# Aim of the exercise
Can the data below be set down again exactly, line for line?

--- Start Listing ---

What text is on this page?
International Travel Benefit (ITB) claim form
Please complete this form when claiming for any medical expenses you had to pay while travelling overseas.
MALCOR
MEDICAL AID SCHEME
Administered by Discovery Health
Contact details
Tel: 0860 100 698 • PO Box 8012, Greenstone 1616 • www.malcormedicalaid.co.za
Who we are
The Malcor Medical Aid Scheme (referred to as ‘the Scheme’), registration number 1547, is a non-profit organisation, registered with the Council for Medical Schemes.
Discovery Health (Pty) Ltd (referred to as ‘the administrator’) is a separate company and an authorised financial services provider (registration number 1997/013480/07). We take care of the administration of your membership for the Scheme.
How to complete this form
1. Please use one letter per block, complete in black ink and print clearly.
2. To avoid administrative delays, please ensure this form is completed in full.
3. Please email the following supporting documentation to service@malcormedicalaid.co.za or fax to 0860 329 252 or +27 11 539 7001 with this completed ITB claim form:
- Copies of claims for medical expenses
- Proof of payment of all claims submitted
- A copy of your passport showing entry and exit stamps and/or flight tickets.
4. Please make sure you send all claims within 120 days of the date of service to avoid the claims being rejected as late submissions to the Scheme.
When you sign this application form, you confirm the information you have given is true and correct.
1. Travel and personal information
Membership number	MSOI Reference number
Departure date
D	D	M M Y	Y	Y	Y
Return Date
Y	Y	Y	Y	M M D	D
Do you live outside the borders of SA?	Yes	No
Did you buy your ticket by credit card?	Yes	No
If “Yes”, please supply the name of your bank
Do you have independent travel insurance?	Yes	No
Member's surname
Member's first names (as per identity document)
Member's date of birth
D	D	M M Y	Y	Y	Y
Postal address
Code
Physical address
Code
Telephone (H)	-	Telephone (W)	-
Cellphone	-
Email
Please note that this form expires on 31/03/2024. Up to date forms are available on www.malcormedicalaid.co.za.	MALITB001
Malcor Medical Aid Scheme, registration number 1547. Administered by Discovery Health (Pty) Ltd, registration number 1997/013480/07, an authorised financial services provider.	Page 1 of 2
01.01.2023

--- End Listing ---

# Answer in full
What text is on this page?
International Travel Benefit (ITB) claim form
Please complete this form when claiming for any medical expenses you had to pay while travelling overseas.
MALCOR
MEDICAL AID SCHEME
Administered by Discovery Health
Contact details
Tel: 0860 100 698 • PO Box 8012, Greenstone 1616 • www.malcormedicalaid.co.za
Who we are
The Malcor Medical Aid Scheme (referred to as ‘the Scheme’), registration number 1547, is a non-profit organisation, registered with the Council for Medical Schemes.
Discovery Health (Pty) Ltd (referred to as ‘the administrator’) is a separate company and an authorised financial services provider (registration number 1997/013480/07). We take care of the administration of your membership for the Scheme.
How to complete this form
1. Please use one letter per block, complete in black ink and print clearly.
2. To avoid administrative delays, please ensure this form is completed in full.
3. Please email the following supporting documentation to service@malcormedicalaid.co.za or fax to 0860 329 252 or +27 11 539 7001 with this completed ITB claim form:
- Copies of claims for medical expenses
- Proof of payment of all claims submitted
- A copy of your passport showing entry and exit stamps and/or flight tickets.
4. Please make sure you send all claims within 120 days of the date of service to avoid the claims being rejected as late submissions to the Scheme.
When you sign this application form, you confirm the information you have given is true and correct.
1. Travel and personal information
Membership number	MSOI Reference number
Departure date
D	D	M M Y	Y	Y	Y
Return Date
Y	Y	Y	Y	M M D	D
Do you live outside the borders of SA?	Yes	No
Did you buy your ticket by credit card?	Yes	No
If “Yes”, please supply the name of your bank
Do you have independent travel insurance?	Yes	No
Member's surname
Member's first names (as per identity document)
Member's date of birth
D	D	M M Y	Y	Y	Y
Postal address
Code
Physical address
Code
Telephone (H)	-	Telephone (W)	-
Cellphone	-
Email
Please note that this form expires on 31/03/2024. Up to date forms are available on www.malcormedicalaid.co.za.	MALITB001
Malcor Medical Aid Scheme, registration number 1547. Administered by Discovery Health (Pty) Ltd, registration number 1997/013480/07, an authorised financial services provider.	Page 1 of 2
01.01.2023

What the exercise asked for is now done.